Count how many lines of the material hold "Artois". Respond with that number alone.

(Saved data entries)
☆ ☆ ☆ ☆ ☆ ☆ ☆
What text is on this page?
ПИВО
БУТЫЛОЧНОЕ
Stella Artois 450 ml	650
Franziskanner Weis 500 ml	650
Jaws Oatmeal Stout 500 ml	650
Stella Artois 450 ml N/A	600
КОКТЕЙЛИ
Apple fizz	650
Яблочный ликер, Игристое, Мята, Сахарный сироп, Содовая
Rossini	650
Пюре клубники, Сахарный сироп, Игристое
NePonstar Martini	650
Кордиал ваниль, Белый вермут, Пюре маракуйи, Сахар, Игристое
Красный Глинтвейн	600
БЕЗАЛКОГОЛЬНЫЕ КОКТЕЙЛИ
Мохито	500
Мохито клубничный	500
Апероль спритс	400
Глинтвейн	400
☆ ☆ ☆ ☆ ☆ ☆ ☆
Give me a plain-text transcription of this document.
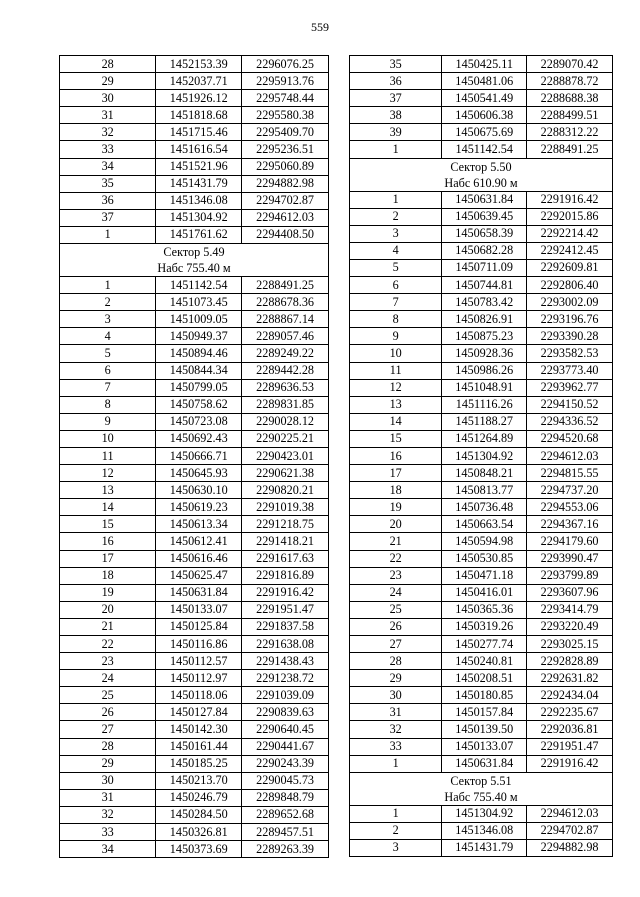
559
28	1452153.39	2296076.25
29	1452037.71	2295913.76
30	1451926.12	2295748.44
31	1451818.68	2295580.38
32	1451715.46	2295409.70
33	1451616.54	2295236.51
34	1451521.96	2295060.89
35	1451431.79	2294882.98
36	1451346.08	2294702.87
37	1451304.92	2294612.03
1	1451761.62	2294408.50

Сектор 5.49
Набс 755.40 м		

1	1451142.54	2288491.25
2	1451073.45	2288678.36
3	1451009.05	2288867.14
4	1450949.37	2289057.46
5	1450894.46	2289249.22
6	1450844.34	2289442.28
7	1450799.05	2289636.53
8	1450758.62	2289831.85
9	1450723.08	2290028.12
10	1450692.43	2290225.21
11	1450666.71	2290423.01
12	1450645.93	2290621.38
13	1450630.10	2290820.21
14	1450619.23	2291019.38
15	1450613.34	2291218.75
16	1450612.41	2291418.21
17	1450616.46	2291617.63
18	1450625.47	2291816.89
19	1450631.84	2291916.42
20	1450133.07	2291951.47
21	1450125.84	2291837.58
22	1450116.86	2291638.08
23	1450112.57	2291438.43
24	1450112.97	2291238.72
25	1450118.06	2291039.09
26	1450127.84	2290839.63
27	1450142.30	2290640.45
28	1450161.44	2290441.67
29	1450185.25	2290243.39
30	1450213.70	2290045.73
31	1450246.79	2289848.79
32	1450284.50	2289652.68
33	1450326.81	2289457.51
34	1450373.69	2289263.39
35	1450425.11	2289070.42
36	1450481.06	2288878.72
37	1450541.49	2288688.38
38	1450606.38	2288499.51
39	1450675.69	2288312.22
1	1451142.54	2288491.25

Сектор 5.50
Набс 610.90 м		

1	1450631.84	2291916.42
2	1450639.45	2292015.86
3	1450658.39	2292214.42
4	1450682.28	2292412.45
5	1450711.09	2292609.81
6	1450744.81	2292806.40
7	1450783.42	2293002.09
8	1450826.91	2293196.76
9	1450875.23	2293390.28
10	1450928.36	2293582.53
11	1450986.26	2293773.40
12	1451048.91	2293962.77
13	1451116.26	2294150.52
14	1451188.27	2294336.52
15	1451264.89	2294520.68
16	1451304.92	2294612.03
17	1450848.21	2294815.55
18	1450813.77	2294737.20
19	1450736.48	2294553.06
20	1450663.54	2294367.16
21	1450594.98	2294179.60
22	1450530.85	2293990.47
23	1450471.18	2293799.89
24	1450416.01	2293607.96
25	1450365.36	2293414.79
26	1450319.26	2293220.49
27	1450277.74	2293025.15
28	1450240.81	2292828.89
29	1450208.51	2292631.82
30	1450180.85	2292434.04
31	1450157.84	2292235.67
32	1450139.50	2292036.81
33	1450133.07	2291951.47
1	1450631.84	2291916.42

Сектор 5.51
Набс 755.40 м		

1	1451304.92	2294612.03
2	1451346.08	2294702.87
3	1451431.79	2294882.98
☆ ☆ ☆ ☆ ☆ ☆ ☆
- Response:
2